REQUIRED TASK = Reproduce the data below verbatim from the line containing "Read this page and output its text content." through its final line, and produce nothing more.

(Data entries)
** Begin **
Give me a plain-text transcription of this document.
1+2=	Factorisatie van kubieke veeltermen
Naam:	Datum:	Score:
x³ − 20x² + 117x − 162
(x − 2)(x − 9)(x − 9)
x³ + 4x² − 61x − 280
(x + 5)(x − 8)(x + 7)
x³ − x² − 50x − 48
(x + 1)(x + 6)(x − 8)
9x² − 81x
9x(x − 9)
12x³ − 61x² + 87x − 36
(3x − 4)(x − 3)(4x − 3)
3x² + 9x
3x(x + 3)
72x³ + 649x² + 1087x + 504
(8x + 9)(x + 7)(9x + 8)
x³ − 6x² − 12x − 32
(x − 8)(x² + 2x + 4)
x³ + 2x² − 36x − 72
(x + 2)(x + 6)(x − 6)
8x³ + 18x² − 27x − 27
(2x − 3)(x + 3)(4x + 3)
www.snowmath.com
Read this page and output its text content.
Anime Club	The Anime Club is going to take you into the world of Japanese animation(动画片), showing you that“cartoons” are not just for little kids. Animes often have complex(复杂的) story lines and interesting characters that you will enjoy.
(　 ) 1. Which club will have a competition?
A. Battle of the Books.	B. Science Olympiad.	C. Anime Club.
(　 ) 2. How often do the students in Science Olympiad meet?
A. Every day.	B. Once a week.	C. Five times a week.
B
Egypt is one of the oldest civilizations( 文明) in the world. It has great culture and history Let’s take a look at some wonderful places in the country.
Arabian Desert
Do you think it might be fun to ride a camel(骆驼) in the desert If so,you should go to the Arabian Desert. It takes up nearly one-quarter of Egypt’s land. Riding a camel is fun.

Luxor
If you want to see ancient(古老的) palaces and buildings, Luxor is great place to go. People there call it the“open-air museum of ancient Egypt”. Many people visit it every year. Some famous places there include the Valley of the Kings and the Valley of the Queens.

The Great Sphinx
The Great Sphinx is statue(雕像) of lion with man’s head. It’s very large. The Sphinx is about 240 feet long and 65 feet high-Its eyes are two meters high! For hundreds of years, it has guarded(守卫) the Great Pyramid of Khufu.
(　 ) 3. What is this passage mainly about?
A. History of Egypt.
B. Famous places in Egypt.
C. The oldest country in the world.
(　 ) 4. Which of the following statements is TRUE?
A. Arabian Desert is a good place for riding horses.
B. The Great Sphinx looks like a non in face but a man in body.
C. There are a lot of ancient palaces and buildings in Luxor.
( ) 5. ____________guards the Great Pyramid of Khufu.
** End **
ANSWER IN FULL =
Read this page and output its text content.
Anime Club	The Anime Club is going to take you into the world of Japanese animation(动画片), showing you that“cartoons” are not just for little kids. Animes often have complex(复杂的) story lines and interesting characters that you will enjoy.
(　 ) 1. Which club will have a competition?
A. Battle of the Books.	B. Science Olympiad.	C. Anime Club.
(　 ) 2. How often do the students in Science Olympiad meet?
A. Every day.	B. Once a week.	C. Five times a week.
B
Egypt is one of the oldest civilizations( 文明) in the world. It has great culture and history Let’s take a look at some wonderful places in the country.
Arabian Desert
Do you think it might be fun to ride a camel(骆驼) in the desert If so,you should go to the Arabian Desert. It takes up nearly one-quarter of Egypt’s land. Riding a camel is fun.

Luxor
If you want to see ancient(古老的) palaces and buildings, Luxor is great place to go. People there call it the“open-air museum of ancient Egypt”. Many people visit it every year. Some famous places there include the Valley of the Kings and the Valley of the Queens.

The Great Sphinx
The Great Sphinx is statue(雕像) of lion with man’s head. It’s very large. The Sphinx is about 240 feet long and 65 feet high-Its eyes are two meters high! For hundreds of years, it has guarded(守卫) the Great Pyramid of Khufu.
(　 ) 3. What is this passage mainly about?
A. History of Egypt.
B. Famous places in Egypt.
C. The oldest country in the world.
(　 ) 4. Which of the following statements is TRUE?
A. Arabian Desert is a good place for riding horses.
B. The Great Sphinx looks like a non in face but a man in body.
C. There are a lot of ancient palaces and buildings in Luxor.
( ) 5. ____________guards the Great Pyramid of Khufu.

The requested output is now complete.